Stored records:
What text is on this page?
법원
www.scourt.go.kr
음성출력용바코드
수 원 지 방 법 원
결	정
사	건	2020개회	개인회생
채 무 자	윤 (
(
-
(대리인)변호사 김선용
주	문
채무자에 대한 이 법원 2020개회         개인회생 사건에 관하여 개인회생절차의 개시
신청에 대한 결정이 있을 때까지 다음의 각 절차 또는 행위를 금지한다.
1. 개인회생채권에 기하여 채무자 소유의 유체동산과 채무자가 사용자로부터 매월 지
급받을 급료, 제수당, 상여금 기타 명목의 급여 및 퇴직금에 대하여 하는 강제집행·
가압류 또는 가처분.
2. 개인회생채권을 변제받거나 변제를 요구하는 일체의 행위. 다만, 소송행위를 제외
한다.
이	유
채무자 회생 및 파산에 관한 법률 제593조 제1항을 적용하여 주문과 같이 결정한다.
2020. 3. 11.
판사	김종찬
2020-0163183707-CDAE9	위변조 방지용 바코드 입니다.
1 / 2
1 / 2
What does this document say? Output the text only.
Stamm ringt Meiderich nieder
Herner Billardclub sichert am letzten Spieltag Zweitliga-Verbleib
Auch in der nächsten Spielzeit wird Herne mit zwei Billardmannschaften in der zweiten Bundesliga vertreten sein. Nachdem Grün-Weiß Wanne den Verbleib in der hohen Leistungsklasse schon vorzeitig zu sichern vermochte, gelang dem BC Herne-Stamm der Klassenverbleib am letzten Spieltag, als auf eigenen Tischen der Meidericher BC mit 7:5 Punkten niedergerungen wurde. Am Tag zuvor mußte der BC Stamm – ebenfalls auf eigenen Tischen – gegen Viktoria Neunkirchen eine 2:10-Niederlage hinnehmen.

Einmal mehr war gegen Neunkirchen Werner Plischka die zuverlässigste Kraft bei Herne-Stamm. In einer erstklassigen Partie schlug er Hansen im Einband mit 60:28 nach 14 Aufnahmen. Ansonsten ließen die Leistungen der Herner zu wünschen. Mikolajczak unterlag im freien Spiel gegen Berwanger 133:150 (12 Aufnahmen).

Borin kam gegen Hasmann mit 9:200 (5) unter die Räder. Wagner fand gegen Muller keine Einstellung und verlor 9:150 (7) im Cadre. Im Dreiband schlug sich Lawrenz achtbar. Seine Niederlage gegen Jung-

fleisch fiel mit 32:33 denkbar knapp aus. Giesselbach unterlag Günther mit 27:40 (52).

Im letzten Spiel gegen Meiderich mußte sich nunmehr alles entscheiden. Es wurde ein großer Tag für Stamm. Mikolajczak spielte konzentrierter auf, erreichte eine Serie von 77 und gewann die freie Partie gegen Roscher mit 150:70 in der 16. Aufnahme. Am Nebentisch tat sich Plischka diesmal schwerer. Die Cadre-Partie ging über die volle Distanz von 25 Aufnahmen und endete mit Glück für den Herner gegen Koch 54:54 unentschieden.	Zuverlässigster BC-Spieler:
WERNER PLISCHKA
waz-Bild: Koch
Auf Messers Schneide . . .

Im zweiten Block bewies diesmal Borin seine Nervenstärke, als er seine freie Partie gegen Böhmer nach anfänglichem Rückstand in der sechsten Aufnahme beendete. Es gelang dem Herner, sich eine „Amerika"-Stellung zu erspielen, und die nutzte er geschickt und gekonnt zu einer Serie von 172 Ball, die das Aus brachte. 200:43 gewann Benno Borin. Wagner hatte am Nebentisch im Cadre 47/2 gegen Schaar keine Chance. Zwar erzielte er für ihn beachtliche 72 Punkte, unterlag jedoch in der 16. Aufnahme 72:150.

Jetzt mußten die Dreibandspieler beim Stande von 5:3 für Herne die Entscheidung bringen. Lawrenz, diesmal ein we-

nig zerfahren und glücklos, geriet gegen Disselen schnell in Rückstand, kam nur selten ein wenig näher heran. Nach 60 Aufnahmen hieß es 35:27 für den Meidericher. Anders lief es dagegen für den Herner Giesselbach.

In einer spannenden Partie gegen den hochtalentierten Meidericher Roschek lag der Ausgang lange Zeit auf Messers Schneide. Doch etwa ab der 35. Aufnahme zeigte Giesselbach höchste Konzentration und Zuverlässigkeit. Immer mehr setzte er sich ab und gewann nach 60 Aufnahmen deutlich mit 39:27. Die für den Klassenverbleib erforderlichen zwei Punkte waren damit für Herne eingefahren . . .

WRITTEN INSTRUCTION:
From the records above, extract every line exactly as it stands.

THE OUTPUT:
What text is on this page?
법원
www.scourt.go.kr
음성출력용바코드
수 원 지 방 법 원
결	정
사	건	2020개회	개인회생
채 무 자	윤 (
(
-
(대리인)변호사 김선용
주	문
채무자에 대한 이 법원 2020개회         개인회생 사건에 관하여 개인회생절차의 개시
신청에 대한 결정이 있을 때까지 다음의 각 절차 또는 행위를 금지한다.
1. 개인회생채권에 기하여 채무자 소유의 유체동산과 채무자가 사용자로부터 매월 지
급받을 급료, 제수당, 상여금 기타 명목의 급여 및 퇴직금에 대하여 하는 강제집행·
가압류 또는 가처분.
2. 개인회생채권을 변제받거나 변제를 요구하는 일체의 행위. 다만, 소송행위를 제외
한다.
이	유
채무자 회생 및 파산에 관한 법률 제593조 제1항을 적용하여 주문과 같이 결정한다.
2020. 3. 11.
판사	김종찬
2020-0163183707-CDAE9	위변조 방지용 바코드 입니다.
1 / 2
1 / 2
What does this document say? Output the text only.
Stamm ringt Meiderich nieder
Herner Billardclub sichert am letzten Spieltag Zweitliga-Verbleib
Auch in der nächsten Spielzeit wird Herne mit zwei Billardmannschaften in der zweiten Bundesliga vertreten sein. Nachdem Grün-Weiß Wanne den Verbleib in der hohen Leistungsklasse schon vorzeitig zu sichern vermochte, gelang dem BC Herne-Stamm der Klassenverbleib am letzten Spieltag, als auf eigenen Tischen der Meidericher BC mit 7:5 Punkten niedergerungen wurde. Am Tag zuvor mußte der BC Stamm – ebenfalls auf eigenen Tischen – gegen Viktoria Neunkirchen eine 2:10-Niederlage hinnehmen.

Einmal mehr war gegen Neunkirchen Werner Plischka die zuverlässigste Kraft bei Herne-Stamm. In einer erstklassigen Partie schlug er Hansen im Einband mit 60:28 nach 14 Aufnahmen. Ansonsten ließen die Leistungen der Herner zu wünschen. Mikolajczak unterlag im freien Spiel gegen Berwanger 133:150 (12 Aufnahmen).

Borin kam gegen Hasmann mit 9:200 (5) unter die Räder. Wagner fand gegen Muller keine Einstellung und verlor 9:150 (7) im Cadre. Im Dreiband schlug sich Lawrenz achtbar. Seine Niederlage gegen Jung-

fleisch fiel mit 32:33 denkbar knapp aus. Giesselbach unterlag Günther mit 27:40 (52).

Im letzten Spiel gegen Meiderich mußte sich nunmehr alles entscheiden. Es wurde ein großer Tag für Stamm. Mikolajczak spielte konzentrierter auf, erreichte eine Serie von 77 und gewann die freie Partie gegen Roscher mit 150:70 in der 16. Aufnahme. Am Nebentisch tat sich Plischka diesmal schwerer. Die Cadre-Partie ging über die volle Distanz von 25 Aufnahmen und endete mit Glück für den Herner gegen Koch 54:54 unentschieden.	Zuverlässigster BC-Spieler:
WERNER PLISCHKA
waz-Bild: Koch
Auf Messers Schneide . . .

Im zweiten Block bewies diesmal Borin seine Nervenstärke, als er seine freie Partie gegen Böhmer nach anfänglichem Rückstand in der sechsten Aufnahme beendete. Es gelang dem Herner, sich eine „Amerika"-Stellung zu erspielen, und die nutzte er geschickt und gekonnt zu einer Serie von 172 Ball, die das Aus brachte. 200:43 gewann Benno Borin. Wagner hatte am Nebentisch im Cadre 47/2 gegen Schaar keine Chance. Zwar erzielte er für ihn beachtliche 72 Punkte, unterlag jedoch in der 16. Aufnahme 72:150.

Jetzt mußten die Dreibandspieler beim Stande von 5:3 für Herne die Entscheidung bringen. Lawrenz, diesmal ein we-

nig zerfahren und glücklos, geriet gegen Disselen schnell in Rückstand, kam nur selten ein wenig näher heran. Nach 60 Aufnahmen hieß es 35:27 für den Meidericher. Anders lief es dagegen für den Herner Giesselbach.

In einer spannenden Partie gegen den hochtalentierten Meidericher Roschek lag der Ausgang lange Zeit auf Messers Schneide. Doch etwa ab der 35. Aufnahme zeigte Giesselbach höchste Konzentration und Zuverlässigkeit. Immer mehr setzte er sich ab und gewann nach 60 Aufnahmen deutlich mit 39:27. Die für den Klassenverbleib erforderlichen zwei Punkte waren damit für Herne eingefahren . . .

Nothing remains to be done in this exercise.